**Work to be completed:** Give the listing again exactly, omitting its images.

#### Records to use

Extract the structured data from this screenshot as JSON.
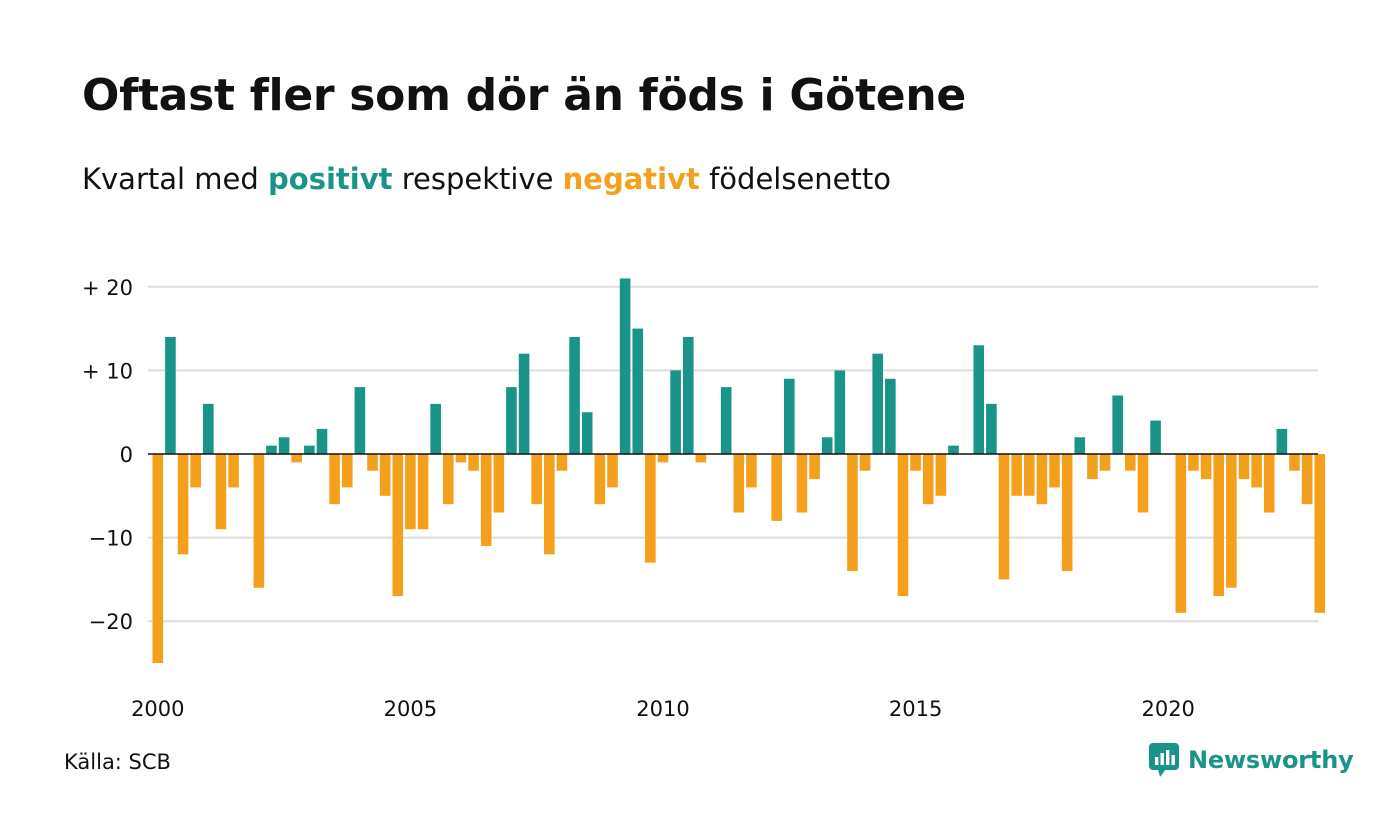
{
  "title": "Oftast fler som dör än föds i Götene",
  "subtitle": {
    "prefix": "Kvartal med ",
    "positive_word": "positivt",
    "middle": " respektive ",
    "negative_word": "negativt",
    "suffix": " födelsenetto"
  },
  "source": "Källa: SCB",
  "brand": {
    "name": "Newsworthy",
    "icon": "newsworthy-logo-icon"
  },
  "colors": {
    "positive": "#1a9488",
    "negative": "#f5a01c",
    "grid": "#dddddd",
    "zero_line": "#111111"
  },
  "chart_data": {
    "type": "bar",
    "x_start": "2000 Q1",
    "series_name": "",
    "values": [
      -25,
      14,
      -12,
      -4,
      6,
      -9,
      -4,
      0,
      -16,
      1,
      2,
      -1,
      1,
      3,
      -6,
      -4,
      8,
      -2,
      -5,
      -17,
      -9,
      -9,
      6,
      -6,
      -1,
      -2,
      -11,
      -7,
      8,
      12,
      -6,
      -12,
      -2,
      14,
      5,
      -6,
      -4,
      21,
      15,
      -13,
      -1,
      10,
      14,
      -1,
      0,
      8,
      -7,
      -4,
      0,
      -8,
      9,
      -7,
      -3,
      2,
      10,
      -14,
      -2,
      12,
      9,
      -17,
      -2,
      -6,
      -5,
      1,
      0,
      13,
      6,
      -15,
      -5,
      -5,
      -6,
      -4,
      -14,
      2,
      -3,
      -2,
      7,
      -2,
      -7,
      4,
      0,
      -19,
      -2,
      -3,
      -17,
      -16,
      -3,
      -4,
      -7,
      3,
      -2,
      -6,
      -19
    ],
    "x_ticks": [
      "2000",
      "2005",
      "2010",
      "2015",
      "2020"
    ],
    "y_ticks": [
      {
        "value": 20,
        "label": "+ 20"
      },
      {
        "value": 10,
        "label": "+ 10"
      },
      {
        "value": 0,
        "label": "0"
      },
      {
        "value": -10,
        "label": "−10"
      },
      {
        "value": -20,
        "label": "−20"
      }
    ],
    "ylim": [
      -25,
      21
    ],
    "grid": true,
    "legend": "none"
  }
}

########

**Output for this exercise:**
Extract the structured data from this screenshot as JSON.
{
  "title": "Oftast fler som dör än föds i Götene",
  "subtitle": {
    "prefix": "Kvartal med ",
    "positive_word": "positivt",
    "middle": " respektive ",
    "negative_word": "negativt",
    "suffix": " födelsenetto"
  },
  "source": "Källa: SCB",
  "brand": {
    "name": "Newsworthy",
    "icon": "newsworthy-logo-icon"
  },
  "colors": {
    "positive": "#1a9488",
    "negative": "#f5a01c",
    "grid": "#dddddd",
    "zero_line": "#111111"
  },
  "chart_data": {
    "type": "bar",
    "x_start": "2000 Q1",
    "series_name": "",
    "values": [
      -25,
      14,
      -12,
      -4,
      6,
      -9,
      -4,
      0,
      -16,
      1,
      2,
      -1,
      1,
      3,
      -6,
      -4,
      8,
      -2,
      -5,
      -17,
      -9,
      -9,
      6,
      -6,
      -1,
      -2,
      -11,
      -7,
      8,
      12,
      -6,
      -12,
      -2,
      14,
      5,
      -6,
      -4,
      21,
      15,
      -13,
      -1,
      10,
      14,
      -1,
      0,
      8,
      -7,
      -4,
      0,
      -8,
      9,
      -7,
      -3,
      2,
      10,
      -14,
      -2,
      12,
      9,
      -17,
      -2,
      -6,
      -5,
      1,
      0,
      13,
      6,
      -15,
      -5,
      -5,
      -6,
      -4,
      -14,
      2,
      -3,
      -2,
      7,
      -2,
      -7,
      4,
      0,
      -19,
      -2,
      -3,
      -17,
      -16,
      -3,
      -4,
      -7,
      3,
      -2,
      -6,
      -19
    ],
    "x_ticks": [
      "2000",
      "2005",
      "2010",
      "2015",
      "2020"
    ],
    "y_ticks": [
      {
        "value": 20,
        "label": "+ 20"
      },
      {
        "value": 10,
        "label": "+ 10"
      },
      {
        "value": 0,
        "label": "0"
      },
      {
        "value": -10,
        "label": "−10"
      },
      {
        "value": -20,
        "label": "−20"
      }
    ],
    "ylim": [
      -25,
      21
    ],
    "grid": true,
    "legend": "none"
  }
}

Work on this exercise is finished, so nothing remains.